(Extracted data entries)

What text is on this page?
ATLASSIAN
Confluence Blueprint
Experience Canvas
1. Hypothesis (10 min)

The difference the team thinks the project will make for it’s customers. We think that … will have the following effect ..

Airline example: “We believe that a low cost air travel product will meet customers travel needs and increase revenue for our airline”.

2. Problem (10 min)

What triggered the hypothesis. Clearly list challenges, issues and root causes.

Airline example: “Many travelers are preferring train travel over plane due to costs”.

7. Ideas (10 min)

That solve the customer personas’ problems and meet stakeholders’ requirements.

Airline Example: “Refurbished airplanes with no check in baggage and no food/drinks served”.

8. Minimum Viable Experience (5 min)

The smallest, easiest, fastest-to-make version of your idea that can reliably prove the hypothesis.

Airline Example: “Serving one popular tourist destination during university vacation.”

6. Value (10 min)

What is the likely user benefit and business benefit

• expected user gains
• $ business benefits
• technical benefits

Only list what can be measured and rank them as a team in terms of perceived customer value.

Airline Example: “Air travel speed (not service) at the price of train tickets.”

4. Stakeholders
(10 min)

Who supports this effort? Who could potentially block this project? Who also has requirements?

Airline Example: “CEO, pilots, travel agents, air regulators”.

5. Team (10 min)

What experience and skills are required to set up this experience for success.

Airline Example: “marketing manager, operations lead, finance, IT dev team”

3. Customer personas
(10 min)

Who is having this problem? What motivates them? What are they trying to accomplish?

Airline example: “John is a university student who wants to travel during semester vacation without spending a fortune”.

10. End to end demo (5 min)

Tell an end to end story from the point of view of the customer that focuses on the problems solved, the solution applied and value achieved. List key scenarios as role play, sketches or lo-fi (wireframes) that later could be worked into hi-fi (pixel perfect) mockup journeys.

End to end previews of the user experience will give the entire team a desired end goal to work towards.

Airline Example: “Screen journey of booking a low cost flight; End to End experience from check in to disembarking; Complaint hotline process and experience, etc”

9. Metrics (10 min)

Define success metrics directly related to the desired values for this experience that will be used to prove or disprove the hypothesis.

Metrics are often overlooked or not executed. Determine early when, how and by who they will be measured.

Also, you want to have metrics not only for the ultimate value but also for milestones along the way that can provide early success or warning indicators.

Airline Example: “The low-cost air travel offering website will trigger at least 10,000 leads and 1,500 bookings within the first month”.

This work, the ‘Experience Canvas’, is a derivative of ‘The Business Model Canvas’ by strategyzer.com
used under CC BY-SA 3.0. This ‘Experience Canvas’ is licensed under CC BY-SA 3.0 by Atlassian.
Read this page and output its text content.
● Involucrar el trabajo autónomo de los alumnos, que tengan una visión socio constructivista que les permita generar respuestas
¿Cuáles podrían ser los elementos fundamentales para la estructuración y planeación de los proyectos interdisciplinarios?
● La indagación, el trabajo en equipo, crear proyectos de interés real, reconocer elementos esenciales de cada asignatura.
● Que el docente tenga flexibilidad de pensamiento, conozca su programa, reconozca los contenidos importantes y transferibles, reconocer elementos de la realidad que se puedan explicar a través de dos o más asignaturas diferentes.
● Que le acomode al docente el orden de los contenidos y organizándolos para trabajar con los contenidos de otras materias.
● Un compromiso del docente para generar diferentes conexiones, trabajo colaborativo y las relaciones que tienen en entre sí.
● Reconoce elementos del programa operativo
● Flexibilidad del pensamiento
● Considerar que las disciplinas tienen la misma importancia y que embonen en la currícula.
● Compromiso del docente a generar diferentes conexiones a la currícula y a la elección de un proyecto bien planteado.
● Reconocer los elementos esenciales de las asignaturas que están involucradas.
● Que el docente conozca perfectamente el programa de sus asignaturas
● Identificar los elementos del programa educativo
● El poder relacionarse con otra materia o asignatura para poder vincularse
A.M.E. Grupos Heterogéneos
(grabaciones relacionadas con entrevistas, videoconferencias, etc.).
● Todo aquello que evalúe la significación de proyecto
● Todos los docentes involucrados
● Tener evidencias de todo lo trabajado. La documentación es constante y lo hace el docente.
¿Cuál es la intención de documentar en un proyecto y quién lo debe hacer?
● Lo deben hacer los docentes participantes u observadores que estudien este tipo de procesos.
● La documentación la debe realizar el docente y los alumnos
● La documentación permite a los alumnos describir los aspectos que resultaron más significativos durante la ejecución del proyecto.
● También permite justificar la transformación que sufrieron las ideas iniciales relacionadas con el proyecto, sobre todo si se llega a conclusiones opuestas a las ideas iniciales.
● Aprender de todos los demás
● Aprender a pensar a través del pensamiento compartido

** GIVEN EXERCISE **
Type out the whole listing above again, exactly as it stands.

** SOLUTION TO THE PROBLEM **
What text is on this page?
ATLASSIAN
Confluence Blueprint
Experience Canvas
1. Hypothesis (10 min)

The difference the team thinks the project will make for it’s customers. We think that … will have the following effect ..

Airline example: “We believe that a low cost air travel product will meet customers travel needs and increase revenue for our airline”.

2. Problem (10 min)

What triggered the hypothesis. Clearly list challenges, issues and root causes.

Airline example: “Many travelers are preferring train travel over plane due to costs”.

7. Ideas (10 min)

That solve the customer personas’ problems and meet stakeholders’ requirements.

Airline Example: “Refurbished airplanes with no check in baggage and no food/drinks served”.

8. Minimum Viable Experience (5 min)

The smallest, easiest, fastest-to-make version of your idea that can reliably prove the hypothesis.

Airline Example: “Serving one popular tourist destination during university vacation.”

6. Value (10 min)

What is the likely user benefit and business benefit

• expected user gains
• $ business benefits
• technical benefits

Only list what can be measured and rank them as a team in terms of perceived customer value.

Airline Example: “Air travel speed (not service) at the price of train tickets.”

4. Stakeholders
(10 min)

Who supports this effort? Who could potentially block this project? Who also has requirements?

Airline Example: “CEO, pilots, travel agents, air regulators”.

5. Team (10 min)

What experience and skills are required to set up this experience for success.

Airline Example: “marketing manager, operations lead, finance, IT dev team”

3. Customer personas
(10 min)

Who is having this problem? What motivates them? What are they trying to accomplish?

Airline example: “John is a university student who wants to travel during semester vacation without spending a fortune”.

10. End to end demo (5 min)

Tell an end to end story from the point of view of the customer that focuses on the problems solved, the solution applied and value achieved. List key scenarios as role play, sketches or lo-fi (wireframes) that later could be worked into hi-fi (pixel perfect) mockup journeys.

End to end previews of the user experience will give the entire team a desired end goal to work towards.

Airline Example: “Screen journey of booking a low cost flight; End to End experience from check in to disembarking; Complaint hotline process and experience, etc”

9. Metrics (10 min)

Define success metrics directly related to the desired values for this experience that will be used to prove or disprove the hypothesis.

Metrics are often overlooked or not executed. Determine early when, how and by who they will be measured.

Also, you want to have metrics not only for the ultimate value but also for milestones along the way that can provide early success or warning indicators.

Airline Example: “The low-cost air travel offering website will trigger at least 10,000 leads and 1,500 bookings within the first month”.

This work, the ‘Experience Canvas’, is a derivative of ‘The Business Model Canvas’ by strategyzer.com
used under CC BY-SA 3.0. This ‘Experience Canvas’ is licensed under CC BY-SA 3.0 by Atlassian.
Read this page and output its text content.
● Involucrar el trabajo autónomo de los alumnos, que tengan una visión socio constructivista que les permita generar respuestas
¿Cuáles podrían ser los elementos fundamentales para la estructuración y planeación de los proyectos interdisciplinarios?
● La indagación, el trabajo en equipo, crear proyectos de interés real, reconocer elementos esenciales de cada asignatura.
● Que el docente tenga flexibilidad de pensamiento, conozca su programa, reconozca los contenidos importantes y transferibles, reconocer elementos de la realidad que se puedan explicar a través de dos o más asignaturas diferentes.
● Que le acomode al docente el orden de los contenidos y organizándolos para trabajar con los contenidos de otras materias.
● Un compromiso del docente para generar diferentes conexiones, trabajo colaborativo y las relaciones que tienen en entre sí.
● Reconoce elementos del programa operativo
● Flexibilidad del pensamiento
● Considerar que las disciplinas tienen la misma importancia y que embonen en la currícula.
● Compromiso del docente a generar diferentes conexiones a la currícula y a la elección de un proyecto bien planteado.
● Reconocer los elementos esenciales de las asignaturas que están involucradas.
● Que el docente conozca perfectamente el programa de sus asignaturas
● Identificar los elementos del programa educativo
● El poder relacionarse con otra materia o asignatura para poder vincularse
A.M.E. Grupos Heterogéneos
(grabaciones relacionadas con entrevistas, videoconferencias, etc.).
● Todo aquello que evalúe la significación de proyecto
● Todos los docentes involucrados
● Tener evidencias de todo lo trabajado. La documentación es constante y lo hace el docente.
¿Cuál es la intención de documentar en un proyecto y quién lo debe hacer?
● Lo deben hacer los docentes participantes u observadores que estudien este tipo de procesos.
● La documentación la debe realizar el docente y los alumnos
● La documentación permite a los alumnos describir los aspectos que resultaron más significativos durante la ejecución del proyecto.
● También permite justificar la transformación que sufrieron las ideas iniciales relacionadas con el proyecto, sobre todo si se llega a conclusiones opuestas a las ideas iniciales.
● Aprender de todos los demás
● Aprender a pensar a través del pensamiento compartido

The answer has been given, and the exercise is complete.